Stored rows:
================

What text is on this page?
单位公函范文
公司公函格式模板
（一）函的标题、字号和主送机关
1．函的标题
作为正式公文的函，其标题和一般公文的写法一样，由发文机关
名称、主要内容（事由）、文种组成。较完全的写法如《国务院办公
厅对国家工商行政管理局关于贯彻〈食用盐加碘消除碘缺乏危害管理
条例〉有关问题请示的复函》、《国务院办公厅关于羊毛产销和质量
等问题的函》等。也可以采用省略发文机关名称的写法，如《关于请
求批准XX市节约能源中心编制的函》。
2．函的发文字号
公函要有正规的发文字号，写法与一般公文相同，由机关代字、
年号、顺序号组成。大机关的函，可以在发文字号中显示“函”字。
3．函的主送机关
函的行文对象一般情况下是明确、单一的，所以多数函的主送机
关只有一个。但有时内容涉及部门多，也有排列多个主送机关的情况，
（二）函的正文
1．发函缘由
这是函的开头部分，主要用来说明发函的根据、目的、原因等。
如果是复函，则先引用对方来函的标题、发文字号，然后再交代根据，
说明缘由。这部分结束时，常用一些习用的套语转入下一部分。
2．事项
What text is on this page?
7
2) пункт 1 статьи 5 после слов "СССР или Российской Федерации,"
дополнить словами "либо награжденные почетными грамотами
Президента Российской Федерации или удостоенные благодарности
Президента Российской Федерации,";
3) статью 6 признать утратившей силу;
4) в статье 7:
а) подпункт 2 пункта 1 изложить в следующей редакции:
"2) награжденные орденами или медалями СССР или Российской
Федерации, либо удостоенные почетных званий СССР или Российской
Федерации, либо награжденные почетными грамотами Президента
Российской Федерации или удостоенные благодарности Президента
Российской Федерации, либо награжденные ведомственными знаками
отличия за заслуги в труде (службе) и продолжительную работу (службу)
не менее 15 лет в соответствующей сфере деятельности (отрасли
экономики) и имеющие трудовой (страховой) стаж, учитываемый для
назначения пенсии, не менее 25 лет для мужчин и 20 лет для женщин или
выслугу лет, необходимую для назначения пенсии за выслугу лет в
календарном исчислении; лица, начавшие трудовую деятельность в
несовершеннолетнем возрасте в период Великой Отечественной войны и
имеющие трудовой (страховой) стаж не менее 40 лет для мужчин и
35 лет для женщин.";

================

Request:
In the records above, collect each line with "СССР".

Result of the exercise:
2) пункт 1 статьи 5 после слов "СССР или Российской Федерации,"
"2) награжденные орденами или медалями СССР или Российской
Федерации, либо удостоенные почетных званий СССР или Российской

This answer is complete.